[Begin QUOTED TEXT]

As the AG contends, fundamental errors in the determination of the methodology applicable to the profit allocation for the purposes of calculating the tax base of a non-resident company operating through a branch may necessarily lead to an undervaluation of those profits compared to an arm’s length result, and are therefore inherently or manifestly capable of reducing the tax burden of that company compared with normal taxation. In such cases, the Commission, in order to prove the existence of a selective advantage within the meaning of Article 107(1) TFEU, may rely on proof of the existence of such an error and on the fact that the Member State concerned has failed to demonstrate that it has no effect on whether the level of profits thus calculated corresponds to an arm’s length value. The General Court therefore incorrectly assessed where the standard of proof lies, in the case of decisions such as that at issue, the AG contends. 

The AG also accepts Commission’s submission that the General Court’s conclusions are based on an incorrect classification of ASI’s Irish branch as a routine logistical risk-free service provider. In so far as that classification depends on the correct application of the principles laid down in the OECD Transfer Pricing Guidelines on which Apple and Ireland relied to justify ex post the advance decisions as well as the appropriateness of the operating costs as the profit level indicator of the ASI branch, the arguments raised by the Commission do not fall outside the limits of the Court’s review of the facts at the appeal stage, the AG argues. With relation to the applicability of the recent Fiat case, where the Court stated that without harmonisation the methods and criteria for determining an arm’s length outcome rest with Member states, the AG stressed that the Apple case differs from Fiat Chrysler, therefore rejecting that paragraph 95 of the Fiat judgment applies to the Apple case. On the basis of the above analysis, the AG’s opinion contends the Commission’s appeal is well founded thus advising the ECJ to set aside the General Court judgment.

[End QUOTED TEXT]

WRITTEN EXERCISE 1
Condense the paragraph of the passage on the Advocate General's opinion that begins "As the AG contends" into a shorter version that keeps its main facts.

[Begin AVAILABLE DATA]

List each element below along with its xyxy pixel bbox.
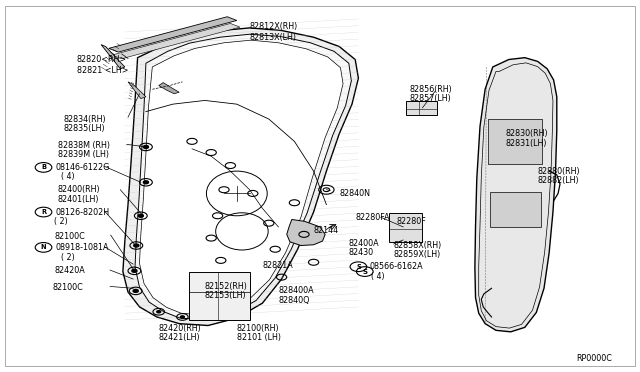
Text: 82280FA: 82280FA [355,213,390,222]
Text: ( 4): ( 4) [371,272,385,280]
Text: 82830(RH): 82830(RH) [506,129,548,138]
Polygon shape [140,40,343,315]
Circle shape [133,289,138,292]
Text: 82153(LH): 82153(LH) [205,291,246,300]
Text: S: S [363,269,367,275]
Text: 08918-1081A: 08918-1081A [55,243,109,252]
Text: 82840N: 82840N [339,189,370,198]
Circle shape [143,181,148,184]
Text: 08126-8202H: 08126-8202H [55,208,109,217]
Text: 82430: 82430 [349,248,374,257]
Text: N: N [41,244,46,250]
Text: 82834(RH): 82834(RH) [64,115,107,124]
Text: 82101 (LH): 82101 (LH) [237,333,281,342]
Polygon shape [159,83,179,94]
Polygon shape [475,58,557,332]
Bar [490,192,541,227]
Text: 82840Q: 82840Q [278,296,310,305]
Text: 82880(RH): 82880(RH) [538,167,580,176]
Text: 82100C: 82100C [54,232,85,241]
Text: 08566-6162A: 08566-6162A [370,262,424,271]
Polygon shape [112,23,240,59]
Text: 82882(LH): 82882(LH) [538,176,579,185]
Polygon shape [128,82,146,99]
Text: 82858X(RH): 82858X(RH) [394,241,442,250]
Text: 82420(RH): 82420(RH) [159,324,202,333]
Text: R: R [41,209,46,215]
Polygon shape [287,219,325,246]
Text: 82813X(LH): 82813X(LH) [250,33,296,42]
Text: 82838M (RH): 82838M (RH) [58,141,109,150]
Text: 82100(RH): 82100(RH) [237,324,280,333]
Bar [488,119,542,164]
Text: 82152(RH): 82152(RH) [205,282,248,291]
Text: 82812X(RH): 82812X(RH) [250,22,298,31]
Circle shape [134,244,139,247]
Text: 82280F: 82280F [397,217,426,226]
Text: 828400A: 828400A [278,286,314,295]
Text: 82400(RH): 82400(RH) [58,185,100,194]
Text: ( 2): ( 2) [54,217,68,226]
Text: 82859X(LH): 82859X(LH) [394,250,441,259]
Bar [406,101,437,115]
Text: 82857(LH): 82857(LH) [410,94,451,103]
Circle shape [138,214,143,217]
Polygon shape [135,34,351,320]
Text: B: B [41,164,46,170]
Text: 82835(LH): 82835(LH) [64,124,106,133]
Circle shape [157,311,161,313]
Text: 82821 <LH>: 82821 <LH> [77,66,128,75]
Text: 82839M (LH): 82839M (LH) [58,150,109,159]
Circle shape [143,145,148,148]
Bar [389,213,422,242]
Text: 82100C: 82100C [52,283,83,292]
Polygon shape [101,45,125,69]
Text: 82421(LH): 82421(LH) [159,333,200,342]
Text: 08146-6122G: 08146-6122G [55,163,109,172]
Text: ( 2): ( 2) [61,253,74,262]
Text: 82820<RH>: 82820<RH> [77,55,127,64]
Text: 82144: 82144 [314,226,339,235]
Polygon shape [109,17,237,52]
Text: 82831(LH): 82831(LH) [506,139,547,148]
Text: 82420A: 82420A [54,266,85,275]
Circle shape [180,316,184,318]
Text: 82821A: 82821A [262,262,293,270]
Text: 82401(LH): 82401(LH) [58,195,99,203]
Polygon shape [123,28,358,326]
Text: 82400A: 82400A [349,239,380,248]
Text: S: S [356,264,361,270]
Circle shape [132,269,137,272]
Bar [189,272,250,320]
Text: RP0000C: RP0000C [576,355,612,363]
Text: 82856(RH): 82856(RH) [410,85,452,94]
Text: ( 4): ( 4) [61,172,74,181]
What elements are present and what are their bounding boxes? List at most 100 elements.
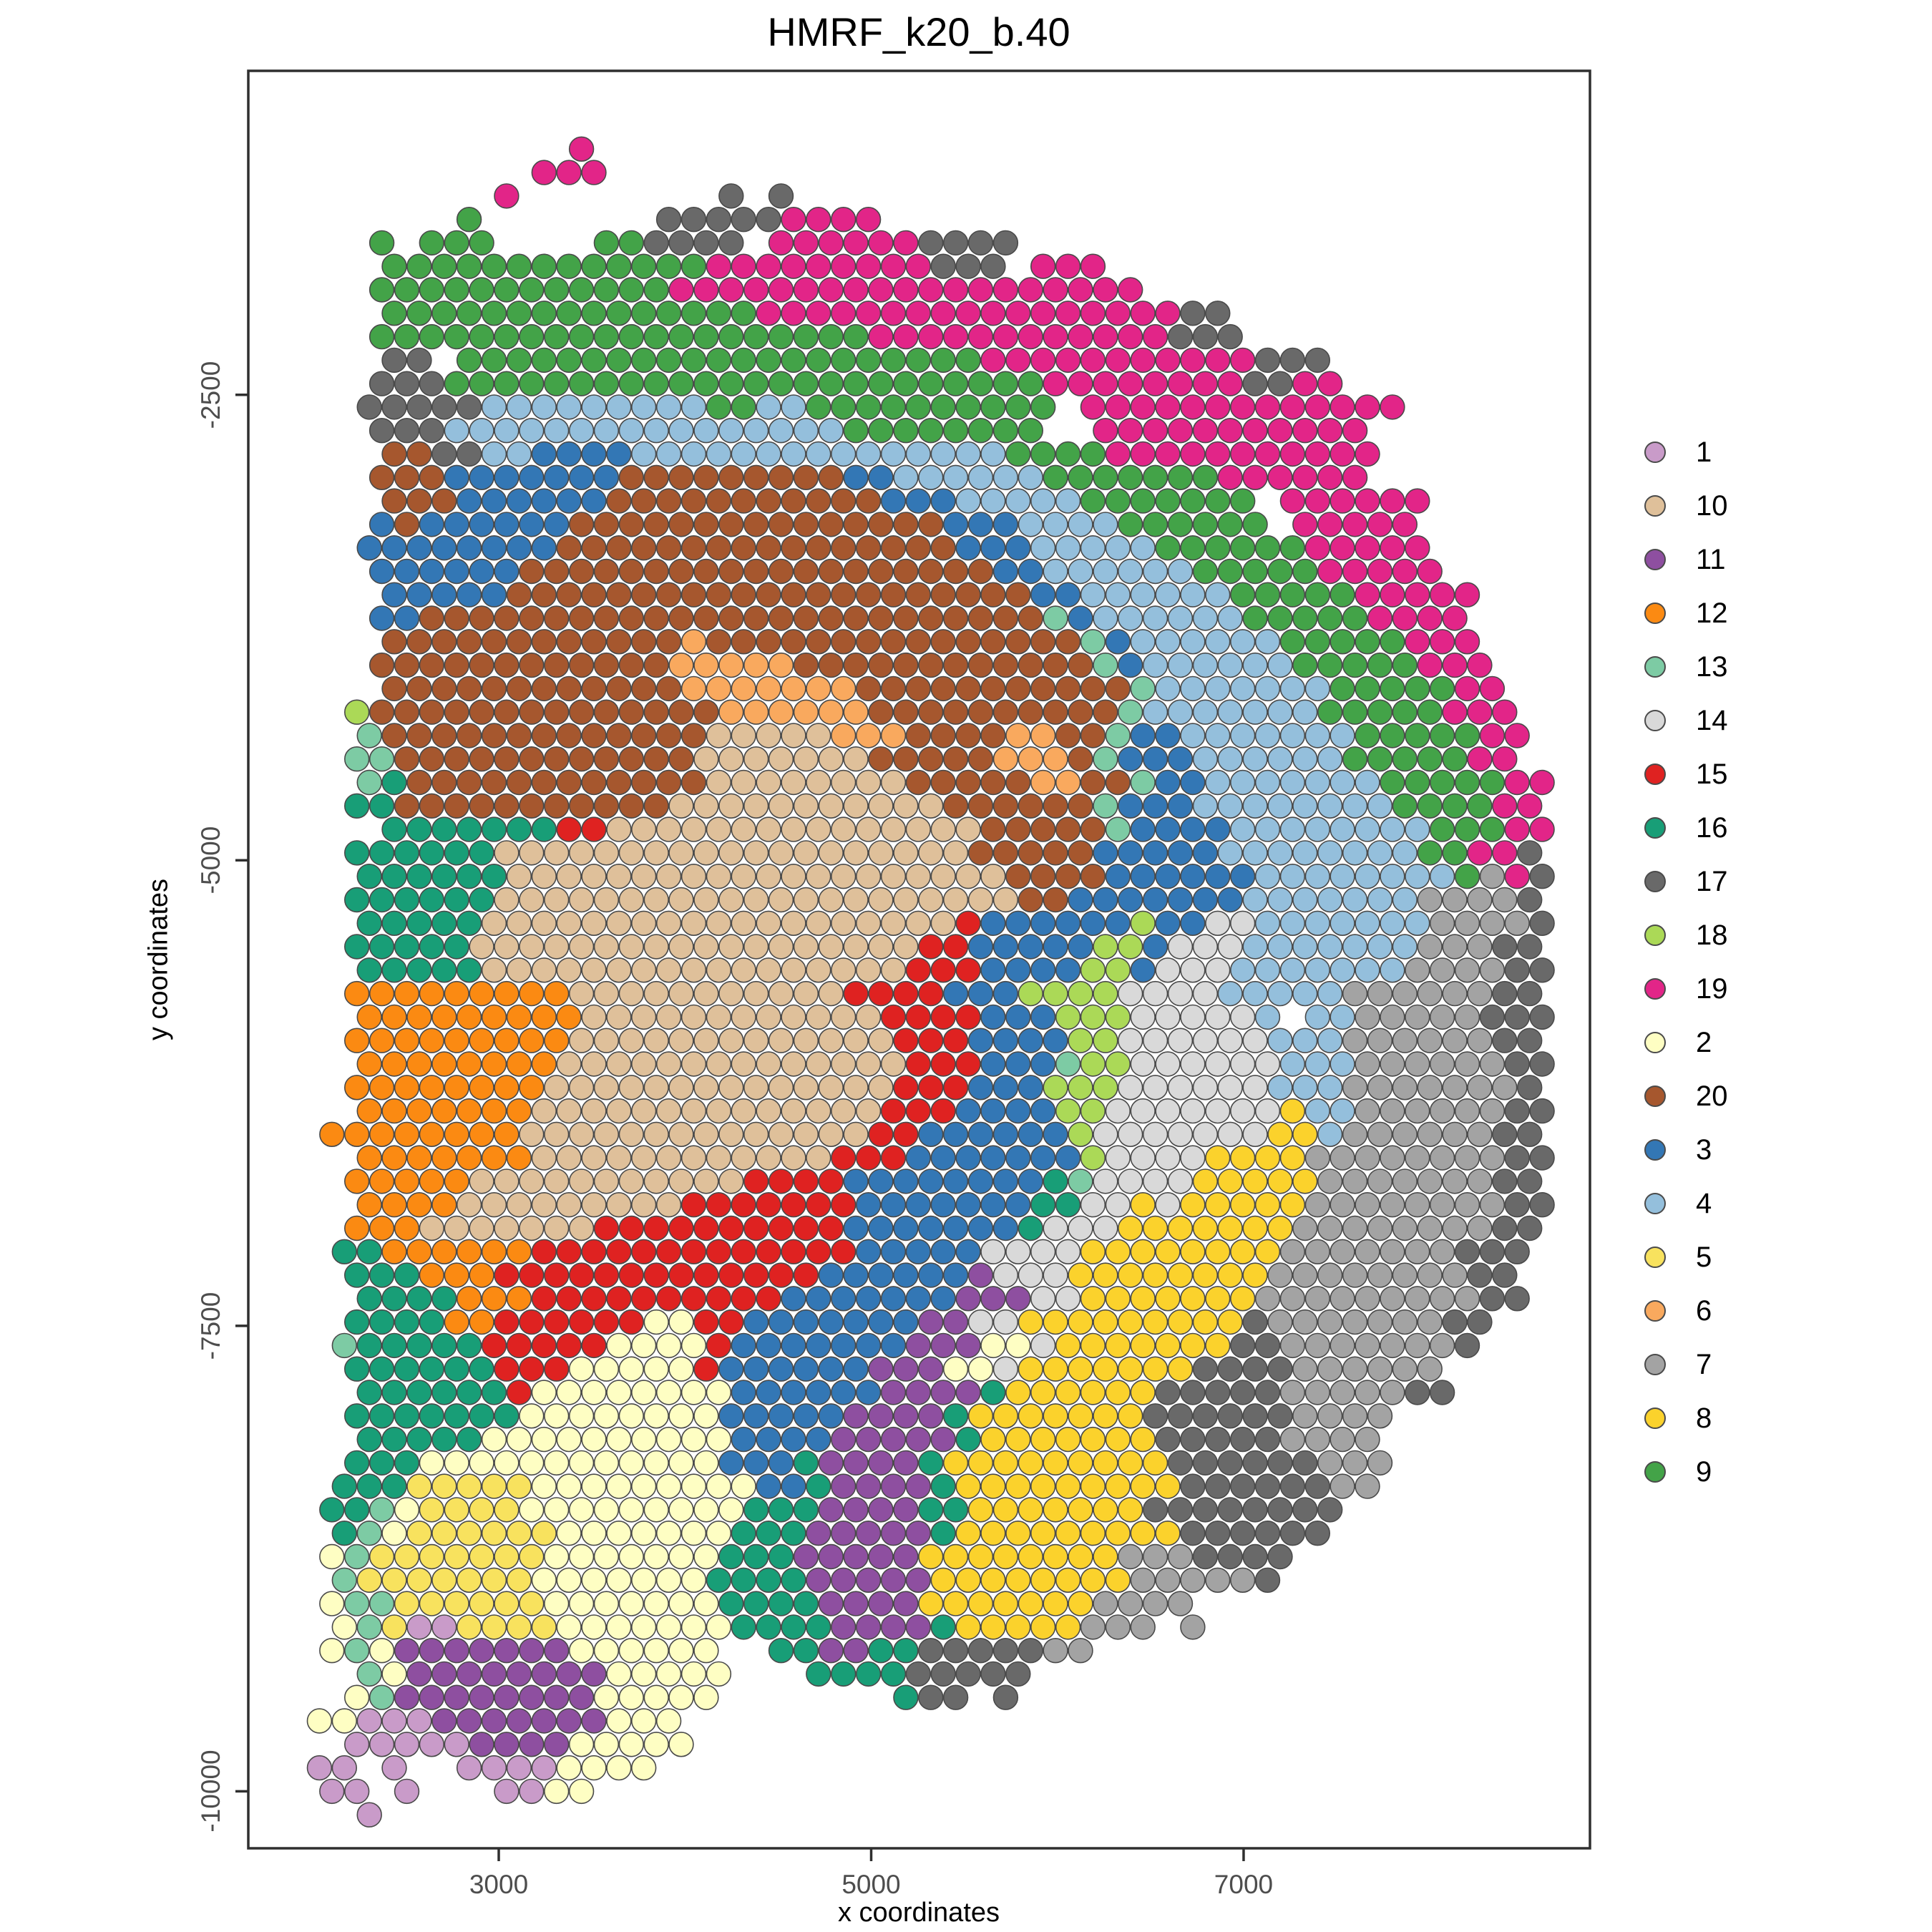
spot-cluster-12 xyxy=(419,1075,444,1101)
spot-cluster-14 xyxy=(1155,1098,1181,1124)
spot-cluster-12 xyxy=(531,1004,557,1030)
spot-cluster-10 xyxy=(481,910,507,937)
spot-cluster-20 xyxy=(1005,582,1031,608)
spot-cluster-3 xyxy=(1105,629,1131,655)
legend-swatch-10 xyxy=(1644,495,1666,517)
spot-cluster-15 xyxy=(955,1004,981,1030)
spot-cluster-10 xyxy=(556,910,582,937)
spot-cluster-4 xyxy=(1429,863,1455,889)
spot-cluster-9 xyxy=(655,253,682,279)
spot-cluster-16 xyxy=(419,840,444,866)
spot-cluster-12 xyxy=(481,1145,507,1171)
spot-cluster-10 xyxy=(930,910,956,937)
spot-cluster-7 xyxy=(1417,934,1443,960)
spot-cluster-19 xyxy=(1217,417,1243,444)
spot-cluster-9 xyxy=(930,347,956,374)
spot-cluster-20 xyxy=(506,629,532,655)
spot-cluster-19 xyxy=(918,277,944,303)
spot-cluster-10 xyxy=(718,840,744,866)
spot-cluster-20 xyxy=(419,746,444,772)
spot-cluster-5 xyxy=(444,1591,469,1616)
spot-cluster-18 xyxy=(1080,1051,1106,1077)
spot-cluster-20 xyxy=(781,488,806,514)
spot-cluster-19 xyxy=(855,253,882,279)
spot-cluster-10 xyxy=(830,957,857,983)
spot-cluster-17 xyxy=(918,1684,944,1710)
spot-cluster-20 xyxy=(880,535,907,561)
spot-cluster-20 xyxy=(593,512,620,537)
spot-cluster-20 xyxy=(643,464,669,490)
legend-item-20: 20 xyxy=(1644,1080,1728,1112)
spot-cluster-18 xyxy=(1068,980,1093,1007)
spot-cluster-14 xyxy=(1105,1145,1131,1171)
spot-cluster-11 xyxy=(419,1684,444,1710)
spot-cluster-12 xyxy=(444,1309,469,1335)
spot-cluster-19 xyxy=(1155,347,1181,374)
spot-cluster-15 xyxy=(930,1098,956,1124)
spot-cluster-13 xyxy=(1055,1051,1081,1077)
spot-cluster-20 xyxy=(843,605,869,631)
spot-cluster-7 xyxy=(1417,887,1443,913)
spot-cluster-20 xyxy=(1080,816,1106,842)
spot-cluster-11 xyxy=(543,1638,570,1664)
spot-cluster-19 xyxy=(1080,394,1106,420)
spot-cluster-3 xyxy=(992,1121,1019,1148)
spot-cluster-4 xyxy=(1304,1051,1331,1077)
y-tick-label: -5000 xyxy=(196,826,225,894)
spot-cluster-17 xyxy=(1242,1497,1268,1523)
spot-cluster-19 xyxy=(1492,746,1518,772)
spot-cluster-20 xyxy=(942,652,969,678)
spot-cluster-16 xyxy=(356,1380,382,1405)
spot-cluster-12 xyxy=(469,1262,494,1288)
spot-cluster-3 xyxy=(980,910,1006,937)
spot-cluster-7 xyxy=(1392,1169,1418,1194)
spot-cluster-15 xyxy=(593,1309,620,1335)
spot-cluster-7 xyxy=(1429,1239,1455,1265)
spot-cluster-20 xyxy=(756,629,781,655)
spot-cluster-16 xyxy=(955,1426,981,1453)
spot-cluster-12 xyxy=(406,1004,432,1030)
spot-cluster-14 xyxy=(1155,1191,1181,1218)
spot-cluster-3 xyxy=(980,1145,1006,1171)
spot-cluster-4 xyxy=(1167,605,1194,631)
spot-cluster-17 xyxy=(394,371,420,396)
spot-cluster-11 xyxy=(918,1356,944,1382)
spot-cluster-4 xyxy=(1330,1051,1355,1077)
spot-cluster-2 xyxy=(568,1356,595,1382)
spot-cluster-2 xyxy=(593,1543,620,1570)
spot-cluster-15 xyxy=(781,1239,806,1265)
spot-cluster-20 xyxy=(793,605,819,631)
spot-cluster-2 xyxy=(630,1614,657,1640)
spot-cluster-7 xyxy=(1429,1286,1455,1312)
spot-cluster-10 xyxy=(731,863,756,889)
spot-cluster-3 xyxy=(519,464,545,490)
spot-cluster-3 xyxy=(731,1332,756,1359)
spot-cluster-16 xyxy=(381,863,407,889)
spot-cluster-17 xyxy=(1180,1521,1206,1546)
spot-cluster-19 xyxy=(967,277,994,303)
spot-cluster-16 xyxy=(406,910,432,937)
spot-cluster-13 xyxy=(1043,605,1068,631)
spot-cluster-19 xyxy=(868,277,894,303)
spot-cluster-9 xyxy=(1068,464,1093,490)
spot-cluster-10 xyxy=(731,723,756,748)
spot-cluster-20 xyxy=(593,652,620,678)
spot-cluster-16 xyxy=(743,1497,769,1523)
spot-cluster-10 xyxy=(955,816,981,842)
spot-cluster-9 xyxy=(506,253,532,279)
spot-cluster-20 xyxy=(1055,675,1081,702)
spot-cluster-20 xyxy=(930,769,956,796)
spot-cluster-19 xyxy=(1330,441,1355,467)
spot-cluster-10 xyxy=(743,1121,769,1148)
spot-cluster-20 xyxy=(630,582,657,608)
spot-cluster-16 xyxy=(930,1521,956,1546)
spot-cluster-9 xyxy=(830,347,857,374)
spot-cluster-20 xyxy=(781,535,806,561)
spot-cluster-8 xyxy=(1130,1521,1156,1546)
spot-cluster-17 xyxy=(967,230,994,256)
spot-cluster-17 xyxy=(1254,1521,1281,1546)
spot-cluster-5 xyxy=(406,1521,432,1546)
spot-cluster-17 xyxy=(1529,957,1555,983)
spot-cluster-3 xyxy=(469,558,494,585)
spot-cluster-17 xyxy=(643,230,669,256)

[End AVAILABLE DATA]

WRITTEN EXERCISE 2
From the records, quote the lines from the line with "spot-cluster-12 xyxy=(419,1075,444,1101)" up to and including the line with "spot-cluster-5 xyxy=(444,1591,469,1616)".

TASK SOLUTION 1
The AG argues that fundamental errors in choosing the profit-allocation method used to calculate the tax base of a non-resident company's branch may undervalue those profits compared with an arm's length result. Such errors are therefore inherently capable of reducing the company's tax burden compared with normal taxation. In such cases, the Commission can prove a selective advantage under Article 107(1) TFEU by showing that the error exists and that the Member State has failed to demonstrate it has no effect on whether the profits correspond to an arm's length value. The AG therefore contends that the General Court misjudged where the standard of proof lies.

TASK SOLUTION 2
spot-cluster-12 xyxy=(419,1075,444,1101)
spot-cluster-14 xyxy=(1155,1098,1181,1124)
spot-cluster-12 xyxy=(531,1004,557,1030)
spot-cluster-10 xyxy=(481,910,507,937)
spot-cluster-20 xyxy=(1005,582,1031,608)
spot-cluster-3 xyxy=(1105,629,1131,655)
legend-swatch-10 xyxy=(1644,495,1666,517)
spot-cluster-15 xyxy=(955,1004,981,1030)
spot-cluster-10 xyxy=(556,910,582,937)
spot-cluster-4 xyxy=(1429,863,1455,889)
spot-cluster-9 xyxy=(655,253,682,279)
spot-cluster-16 xyxy=(419,840,444,866)
spot-cluster-12 xyxy=(481,1145,507,1171)
spot-cluster-10 xyxy=(930,910,956,937)
spot-cluster-7 xyxy=(1417,934,1443,960)
spot-cluster-19 xyxy=(1217,417,1243,444)
spot-cluster-9 xyxy=(930,347,956,374)
spot-cluster-20 xyxy=(506,629,532,655)
spot-cluster-19 xyxy=(918,277,944,303)
spot-cluster-10 xyxy=(718,840,744,866)
spot-cluster-20 xyxy=(419,746,444,772)
spot-cluster-5 xyxy=(444,1591,469,1616)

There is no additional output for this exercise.